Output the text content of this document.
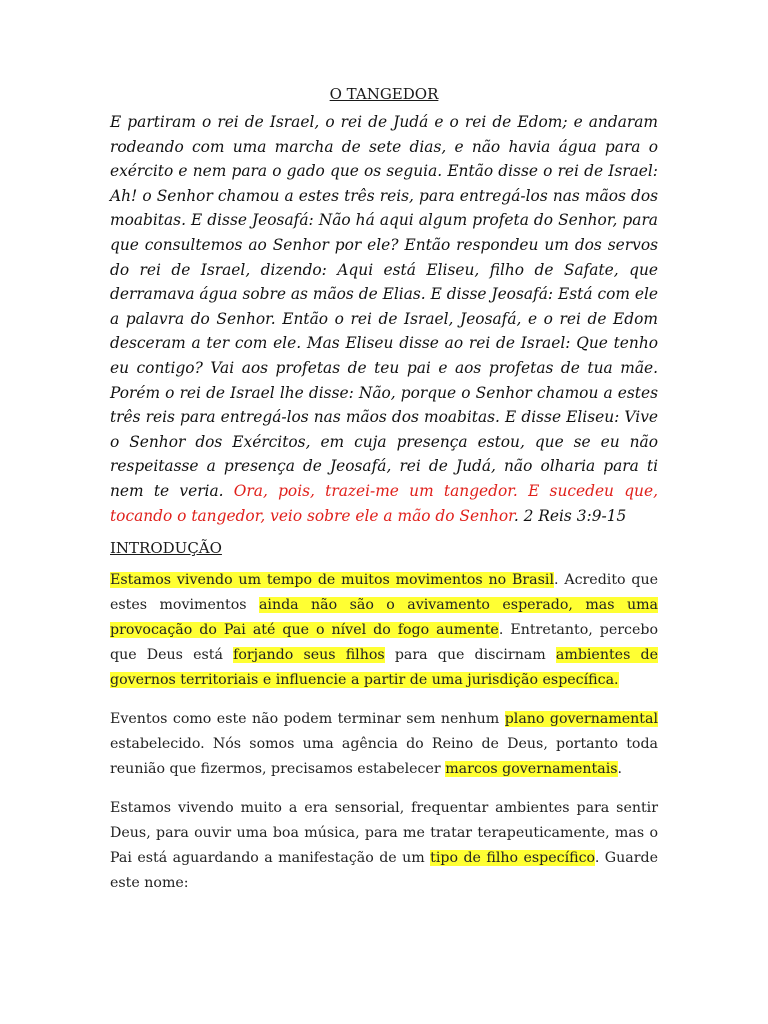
O TANGEDOR

E partiram o rei de Israel, o rei de Judá e o rei de Edom; e andaram rodeando com uma marcha de sete dias, e não havia água para o exército e nem para o gado que os seguia. Então disse o rei de Israel: Ah! o Senhor chamou a estes três reis, para entregá-los nas mãos dos moabitas. E disse Jeosafá: Não há aqui algum profeta do Senhor, para que consultemos ao Senhor por ele? Então respondeu um dos servos do rei de Israel, dizendo: Aqui está Eliseu, filho de Safate, que derramava água sobre as mãos de Elias. E disse Jeosafá: Está com ele a palavra do Senhor. Então o rei de Israel, Jeosafá, e o rei de Edom desceram a ter com ele. Mas Eliseu disse ao rei de Israel: Que tenho eu contigo? Vai aos profetas de teu pai e aos profetas de tua mãe. Porém o rei de Israel lhe disse: Não, porque o Senhor chamou a estes três reis para entregá-los nas mãos dos moabitas. E disse Eliseu: Vive o Senhor dos Exércitos, em cuja presença estou, que se eu não respeitasse a presença de Jeosafá, rei de Judá, não olharia para ti nem te veria. Ora, pois, trazei-me um tangedor. E sucedeu que, tocando o tangedor, veio sobre ele a mão do Senhor. 2 Reis 3:9-15

INTRODUÇÃO

Estamos vivendo um tempo de muitos movimentos no Brasil. Acredito que estes movimentos ainda não são o avivamento esperado, mas uma provocação do Pai até que o nível do fogo aumente. Entretanto, percebo que Deus está forjando seus filhos para que discirnam ambientes de governos territoriais e influencie a partir de uma jurisdição específica.

Eventos como este não podem terminar sem nenhum plano governamental estabelecido. Nós somos uma agência do Reino de Deus, portanto toda reunião que fizermos, precisamos estabelecer marcos governamentais.

Estamos vivendo muito a era sensorial, frequentar ambientes para sentir Deus, para ouvir uma boa música, para me tratar terapeuticamente, mas o Pai está aguardando a manifestação de um tipo de filho específico. Guarde este nome:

● ● ● ●

**Given exercise:**
Pick out the lines that have the word "Deus". Copy them all.

**Problem solution:**
Estamos vivendo um tempo de muitos movimentos no Brasil. Acredito que estes movimentos ainda não são o avivamento esperado, mas uma provocação do Pai até que o nível do fogo aumente. Entretanto, percebo que Deus está forjando seus filhos para que discirnam ambientes de governos territoriais e influencie a partir de uma jurisdição específica.
Eventos como este não podem terminar sem nenhum plano governamental estabelecido. Nós somos uma agência do Reino de Deus, portanto toda reunião que fizermos, precisamos estabelecer marcos governamentais.
Estamos vivendo muito a era sensorial, frequentar ambientes para sentir Deus, para ouvir uma boa música, para me tratar terapeuticamente, mas o Pai está aguardando a manifestação de um tipo de filho específico. Guarde este nome:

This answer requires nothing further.